▸ WHAT YOU WILL DO
Scan the data below for the string "Prépost". Copy every line where it appears.

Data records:

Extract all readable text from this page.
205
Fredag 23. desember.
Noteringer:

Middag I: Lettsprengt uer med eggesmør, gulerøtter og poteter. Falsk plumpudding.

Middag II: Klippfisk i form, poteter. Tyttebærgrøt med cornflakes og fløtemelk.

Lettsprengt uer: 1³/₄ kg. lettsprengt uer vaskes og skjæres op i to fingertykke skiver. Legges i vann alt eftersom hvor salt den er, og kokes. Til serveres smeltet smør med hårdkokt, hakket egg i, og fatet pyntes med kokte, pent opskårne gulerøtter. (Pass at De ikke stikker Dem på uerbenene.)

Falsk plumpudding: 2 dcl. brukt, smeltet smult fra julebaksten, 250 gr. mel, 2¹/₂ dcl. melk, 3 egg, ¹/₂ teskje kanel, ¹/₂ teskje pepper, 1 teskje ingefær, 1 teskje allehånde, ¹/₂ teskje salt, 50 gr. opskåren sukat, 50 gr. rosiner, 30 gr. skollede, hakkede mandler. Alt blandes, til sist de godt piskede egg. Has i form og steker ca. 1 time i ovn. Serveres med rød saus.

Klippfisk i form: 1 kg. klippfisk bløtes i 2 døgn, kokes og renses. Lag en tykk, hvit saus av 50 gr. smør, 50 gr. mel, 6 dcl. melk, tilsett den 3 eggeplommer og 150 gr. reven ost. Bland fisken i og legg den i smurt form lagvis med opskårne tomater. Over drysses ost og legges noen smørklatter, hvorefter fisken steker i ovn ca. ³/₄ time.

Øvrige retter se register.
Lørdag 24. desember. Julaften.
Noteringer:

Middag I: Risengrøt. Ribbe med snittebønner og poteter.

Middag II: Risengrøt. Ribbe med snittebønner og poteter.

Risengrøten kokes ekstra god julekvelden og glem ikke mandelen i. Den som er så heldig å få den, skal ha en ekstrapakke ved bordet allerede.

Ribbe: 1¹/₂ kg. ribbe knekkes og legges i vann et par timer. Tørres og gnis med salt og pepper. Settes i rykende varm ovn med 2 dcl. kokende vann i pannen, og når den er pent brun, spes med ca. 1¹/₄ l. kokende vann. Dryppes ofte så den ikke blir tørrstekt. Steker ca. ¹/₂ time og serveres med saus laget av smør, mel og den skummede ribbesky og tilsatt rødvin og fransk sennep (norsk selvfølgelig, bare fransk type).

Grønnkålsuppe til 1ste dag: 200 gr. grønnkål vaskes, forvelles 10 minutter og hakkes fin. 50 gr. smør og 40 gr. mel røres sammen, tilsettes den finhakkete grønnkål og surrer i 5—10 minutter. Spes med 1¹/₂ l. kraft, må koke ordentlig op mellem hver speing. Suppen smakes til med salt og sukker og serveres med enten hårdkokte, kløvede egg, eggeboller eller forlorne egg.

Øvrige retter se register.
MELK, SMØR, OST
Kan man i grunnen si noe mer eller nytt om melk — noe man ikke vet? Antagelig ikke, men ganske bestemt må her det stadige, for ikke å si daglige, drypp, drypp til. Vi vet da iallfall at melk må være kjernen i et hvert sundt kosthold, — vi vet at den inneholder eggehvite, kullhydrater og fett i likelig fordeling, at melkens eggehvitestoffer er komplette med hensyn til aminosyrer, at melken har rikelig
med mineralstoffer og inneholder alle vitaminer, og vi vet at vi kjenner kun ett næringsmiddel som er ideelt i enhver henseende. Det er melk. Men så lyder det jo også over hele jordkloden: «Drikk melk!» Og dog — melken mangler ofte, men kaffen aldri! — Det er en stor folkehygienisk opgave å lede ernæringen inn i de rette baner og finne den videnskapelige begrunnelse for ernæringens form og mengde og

==

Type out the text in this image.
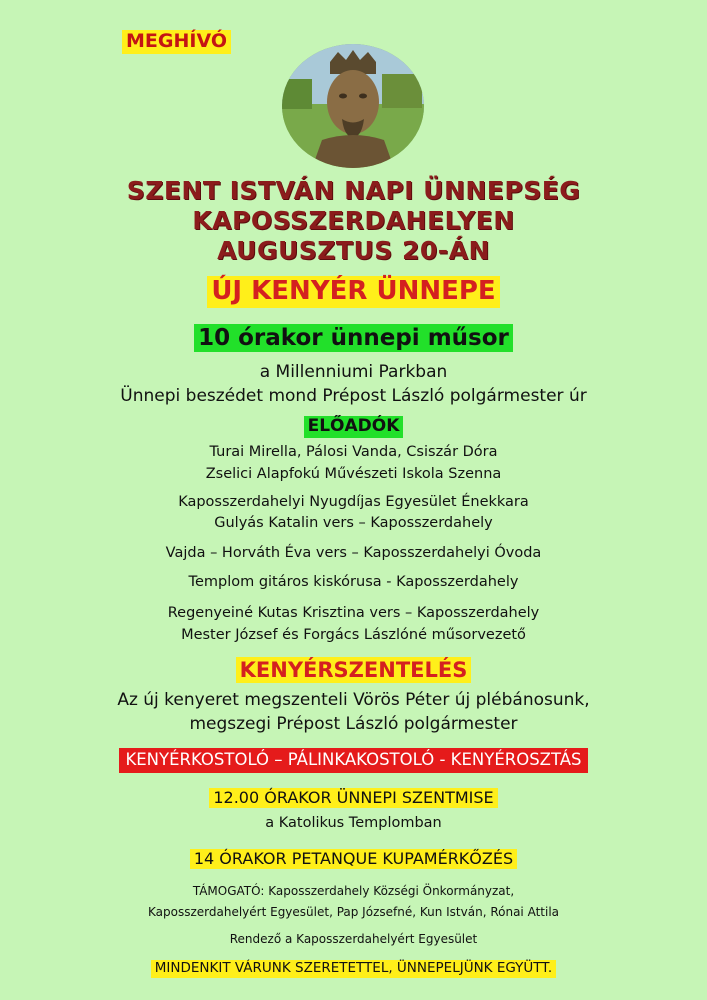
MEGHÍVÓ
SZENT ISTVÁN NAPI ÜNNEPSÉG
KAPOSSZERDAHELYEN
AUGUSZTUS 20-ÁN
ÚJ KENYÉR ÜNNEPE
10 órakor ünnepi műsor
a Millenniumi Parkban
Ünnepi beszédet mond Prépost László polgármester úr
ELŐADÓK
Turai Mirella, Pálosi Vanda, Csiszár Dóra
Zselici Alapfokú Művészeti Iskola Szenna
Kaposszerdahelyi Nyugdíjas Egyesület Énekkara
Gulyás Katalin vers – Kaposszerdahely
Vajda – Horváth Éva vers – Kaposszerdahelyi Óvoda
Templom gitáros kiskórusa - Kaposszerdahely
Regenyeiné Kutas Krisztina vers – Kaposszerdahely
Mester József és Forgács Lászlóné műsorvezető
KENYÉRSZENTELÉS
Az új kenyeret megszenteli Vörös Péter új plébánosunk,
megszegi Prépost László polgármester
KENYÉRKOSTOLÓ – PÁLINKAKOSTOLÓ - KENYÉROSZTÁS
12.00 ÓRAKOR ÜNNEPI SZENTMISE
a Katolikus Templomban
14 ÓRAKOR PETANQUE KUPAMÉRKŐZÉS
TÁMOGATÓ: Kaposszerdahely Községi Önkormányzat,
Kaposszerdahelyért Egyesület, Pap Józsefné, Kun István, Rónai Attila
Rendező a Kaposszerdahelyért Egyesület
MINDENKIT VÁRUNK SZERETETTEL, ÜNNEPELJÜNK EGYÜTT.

==

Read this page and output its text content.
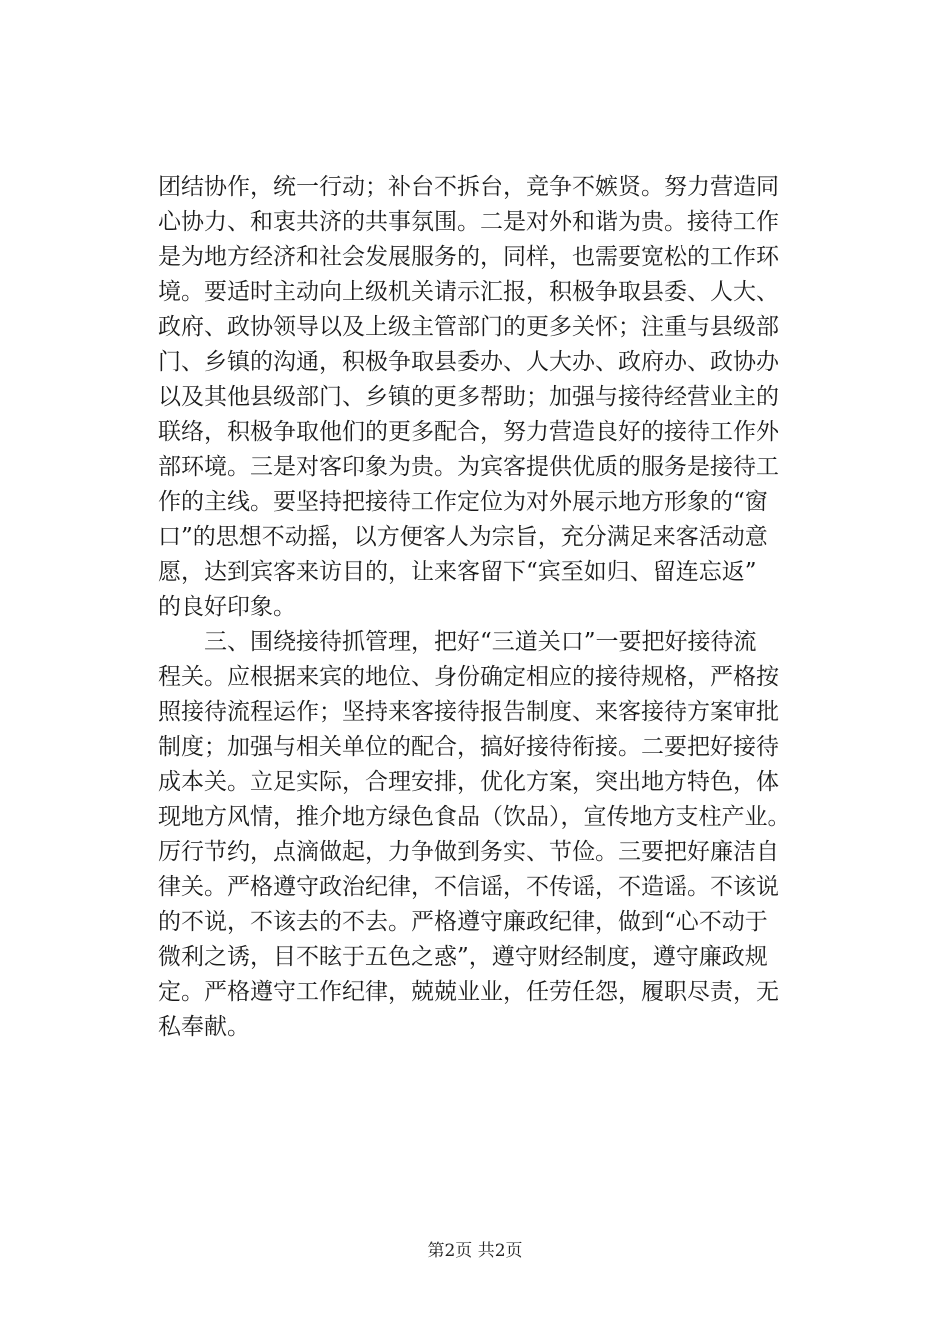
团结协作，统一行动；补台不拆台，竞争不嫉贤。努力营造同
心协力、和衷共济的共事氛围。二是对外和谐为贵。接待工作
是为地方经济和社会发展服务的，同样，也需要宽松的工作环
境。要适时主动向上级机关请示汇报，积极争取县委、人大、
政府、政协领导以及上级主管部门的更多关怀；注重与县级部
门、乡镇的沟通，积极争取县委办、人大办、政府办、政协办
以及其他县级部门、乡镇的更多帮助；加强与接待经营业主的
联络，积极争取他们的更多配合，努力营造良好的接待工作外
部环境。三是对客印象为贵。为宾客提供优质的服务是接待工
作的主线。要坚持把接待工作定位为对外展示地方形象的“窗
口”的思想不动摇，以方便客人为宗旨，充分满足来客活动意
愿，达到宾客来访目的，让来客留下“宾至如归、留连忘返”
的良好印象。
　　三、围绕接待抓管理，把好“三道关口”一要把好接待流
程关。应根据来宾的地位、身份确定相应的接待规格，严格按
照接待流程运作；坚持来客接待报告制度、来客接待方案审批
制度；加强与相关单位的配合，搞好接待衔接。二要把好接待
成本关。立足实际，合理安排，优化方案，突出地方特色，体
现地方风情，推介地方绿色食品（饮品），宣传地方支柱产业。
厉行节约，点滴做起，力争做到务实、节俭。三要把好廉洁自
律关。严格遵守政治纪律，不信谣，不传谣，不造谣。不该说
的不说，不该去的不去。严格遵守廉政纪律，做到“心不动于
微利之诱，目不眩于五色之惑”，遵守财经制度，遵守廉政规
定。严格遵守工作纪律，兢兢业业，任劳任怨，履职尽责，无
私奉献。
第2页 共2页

▸ TASK RESPONSE
Ünnepi beszédet mond Prépost László polgármester úr
megszegi Prépost László polgármester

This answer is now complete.